__The task__. Identify each line in the records below that contains the word "JSON", and copy it.

__Supplied data__.
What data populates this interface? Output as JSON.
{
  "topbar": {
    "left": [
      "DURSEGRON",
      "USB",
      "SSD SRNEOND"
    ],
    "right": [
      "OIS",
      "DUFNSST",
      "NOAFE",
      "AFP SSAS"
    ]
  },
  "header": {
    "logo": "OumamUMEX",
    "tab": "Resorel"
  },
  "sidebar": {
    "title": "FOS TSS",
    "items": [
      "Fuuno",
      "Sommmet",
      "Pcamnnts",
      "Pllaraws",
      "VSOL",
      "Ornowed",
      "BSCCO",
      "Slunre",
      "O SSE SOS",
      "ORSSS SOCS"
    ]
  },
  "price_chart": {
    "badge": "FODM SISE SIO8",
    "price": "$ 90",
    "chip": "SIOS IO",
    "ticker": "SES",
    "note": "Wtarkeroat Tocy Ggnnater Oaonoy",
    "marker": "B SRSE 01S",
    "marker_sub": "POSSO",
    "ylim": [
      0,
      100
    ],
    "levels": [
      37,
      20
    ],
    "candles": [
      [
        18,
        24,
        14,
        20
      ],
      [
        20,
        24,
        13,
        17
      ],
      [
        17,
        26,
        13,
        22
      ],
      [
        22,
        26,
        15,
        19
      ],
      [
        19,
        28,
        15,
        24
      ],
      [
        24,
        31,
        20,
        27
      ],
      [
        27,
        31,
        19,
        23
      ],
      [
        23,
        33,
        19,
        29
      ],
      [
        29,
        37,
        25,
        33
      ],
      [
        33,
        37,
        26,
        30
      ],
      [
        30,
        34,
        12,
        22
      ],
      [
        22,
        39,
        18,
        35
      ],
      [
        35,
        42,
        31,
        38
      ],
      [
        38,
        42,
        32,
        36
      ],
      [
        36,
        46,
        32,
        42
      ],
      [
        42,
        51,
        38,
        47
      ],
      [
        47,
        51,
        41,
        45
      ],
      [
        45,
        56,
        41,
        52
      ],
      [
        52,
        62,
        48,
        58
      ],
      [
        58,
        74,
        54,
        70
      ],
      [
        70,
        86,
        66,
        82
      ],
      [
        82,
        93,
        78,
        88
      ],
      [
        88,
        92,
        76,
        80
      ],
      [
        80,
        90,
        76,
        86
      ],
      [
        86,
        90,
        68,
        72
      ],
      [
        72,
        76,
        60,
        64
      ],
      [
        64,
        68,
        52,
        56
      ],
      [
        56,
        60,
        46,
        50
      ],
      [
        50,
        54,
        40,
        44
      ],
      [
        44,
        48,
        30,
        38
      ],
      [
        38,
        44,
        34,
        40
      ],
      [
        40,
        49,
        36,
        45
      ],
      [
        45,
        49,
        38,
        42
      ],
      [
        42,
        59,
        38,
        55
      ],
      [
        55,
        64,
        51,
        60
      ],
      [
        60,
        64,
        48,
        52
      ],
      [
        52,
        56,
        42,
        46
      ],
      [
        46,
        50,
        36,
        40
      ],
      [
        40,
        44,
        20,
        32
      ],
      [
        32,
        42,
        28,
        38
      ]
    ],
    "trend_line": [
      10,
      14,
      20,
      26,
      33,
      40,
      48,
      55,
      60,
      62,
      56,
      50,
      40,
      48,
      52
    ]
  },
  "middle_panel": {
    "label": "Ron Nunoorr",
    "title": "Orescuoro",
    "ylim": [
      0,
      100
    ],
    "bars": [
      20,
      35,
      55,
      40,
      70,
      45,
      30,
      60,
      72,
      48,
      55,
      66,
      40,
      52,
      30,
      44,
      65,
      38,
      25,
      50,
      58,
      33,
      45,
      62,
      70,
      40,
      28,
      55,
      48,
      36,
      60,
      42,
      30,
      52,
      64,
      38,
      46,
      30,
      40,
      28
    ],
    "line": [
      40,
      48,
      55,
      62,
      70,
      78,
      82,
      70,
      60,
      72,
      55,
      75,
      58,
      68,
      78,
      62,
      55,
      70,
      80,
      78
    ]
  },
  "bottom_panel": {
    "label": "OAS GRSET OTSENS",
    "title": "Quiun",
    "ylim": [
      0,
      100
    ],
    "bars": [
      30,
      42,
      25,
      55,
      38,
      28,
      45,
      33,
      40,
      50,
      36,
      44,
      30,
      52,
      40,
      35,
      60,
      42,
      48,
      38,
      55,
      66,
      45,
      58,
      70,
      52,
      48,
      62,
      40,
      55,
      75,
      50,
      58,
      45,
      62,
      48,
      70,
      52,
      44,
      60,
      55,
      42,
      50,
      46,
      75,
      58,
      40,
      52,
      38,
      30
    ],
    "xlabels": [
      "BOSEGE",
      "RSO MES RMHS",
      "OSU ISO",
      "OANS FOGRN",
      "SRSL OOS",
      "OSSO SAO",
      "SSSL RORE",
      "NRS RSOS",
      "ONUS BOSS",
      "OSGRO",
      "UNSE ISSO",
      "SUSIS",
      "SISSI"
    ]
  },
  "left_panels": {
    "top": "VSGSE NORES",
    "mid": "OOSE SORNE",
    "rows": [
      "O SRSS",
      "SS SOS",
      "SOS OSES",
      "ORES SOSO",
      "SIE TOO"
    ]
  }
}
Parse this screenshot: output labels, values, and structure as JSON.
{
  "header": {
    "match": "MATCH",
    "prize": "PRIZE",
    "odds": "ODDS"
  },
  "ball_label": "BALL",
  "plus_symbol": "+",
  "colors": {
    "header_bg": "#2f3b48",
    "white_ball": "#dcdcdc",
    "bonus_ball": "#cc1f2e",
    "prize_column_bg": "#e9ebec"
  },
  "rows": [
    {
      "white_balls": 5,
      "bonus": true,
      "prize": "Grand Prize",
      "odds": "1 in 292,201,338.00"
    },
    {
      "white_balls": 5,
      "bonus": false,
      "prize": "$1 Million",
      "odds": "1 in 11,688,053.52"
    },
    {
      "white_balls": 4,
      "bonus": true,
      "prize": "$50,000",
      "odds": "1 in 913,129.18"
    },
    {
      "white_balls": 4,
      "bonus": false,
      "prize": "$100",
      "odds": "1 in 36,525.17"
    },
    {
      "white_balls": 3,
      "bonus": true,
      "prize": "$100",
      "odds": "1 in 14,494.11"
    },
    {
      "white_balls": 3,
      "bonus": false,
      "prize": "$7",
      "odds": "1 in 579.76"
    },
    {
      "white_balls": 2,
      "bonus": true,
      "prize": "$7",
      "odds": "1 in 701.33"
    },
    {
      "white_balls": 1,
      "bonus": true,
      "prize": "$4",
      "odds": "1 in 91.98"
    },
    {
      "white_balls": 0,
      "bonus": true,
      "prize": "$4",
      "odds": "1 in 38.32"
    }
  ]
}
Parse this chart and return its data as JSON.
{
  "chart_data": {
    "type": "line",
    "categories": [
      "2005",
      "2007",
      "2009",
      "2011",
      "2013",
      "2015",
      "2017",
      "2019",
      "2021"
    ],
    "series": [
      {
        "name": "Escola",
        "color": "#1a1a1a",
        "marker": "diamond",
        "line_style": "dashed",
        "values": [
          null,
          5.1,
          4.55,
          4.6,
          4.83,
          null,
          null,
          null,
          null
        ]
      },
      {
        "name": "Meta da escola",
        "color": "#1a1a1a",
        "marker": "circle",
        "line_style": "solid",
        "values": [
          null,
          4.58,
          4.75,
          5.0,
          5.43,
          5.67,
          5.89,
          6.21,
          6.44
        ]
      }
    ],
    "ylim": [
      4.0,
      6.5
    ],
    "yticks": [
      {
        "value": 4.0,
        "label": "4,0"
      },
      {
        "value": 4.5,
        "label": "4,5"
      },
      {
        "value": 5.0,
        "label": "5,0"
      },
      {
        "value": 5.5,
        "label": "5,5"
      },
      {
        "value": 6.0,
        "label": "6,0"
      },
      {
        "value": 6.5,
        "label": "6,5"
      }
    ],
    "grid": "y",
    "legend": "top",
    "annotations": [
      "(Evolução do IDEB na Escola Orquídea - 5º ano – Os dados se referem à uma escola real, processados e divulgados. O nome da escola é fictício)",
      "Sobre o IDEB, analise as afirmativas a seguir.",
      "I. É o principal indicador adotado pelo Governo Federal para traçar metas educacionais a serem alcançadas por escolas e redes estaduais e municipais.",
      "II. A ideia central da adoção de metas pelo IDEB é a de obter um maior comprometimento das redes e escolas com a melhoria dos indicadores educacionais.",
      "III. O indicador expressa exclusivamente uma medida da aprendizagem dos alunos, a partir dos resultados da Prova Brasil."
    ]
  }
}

__Response to the exercise__.
What data populates this interface? Output as JSON.
Parse this screenshot: output labels, values, and structure as JSON.
Parse this chart and return its data as JSON.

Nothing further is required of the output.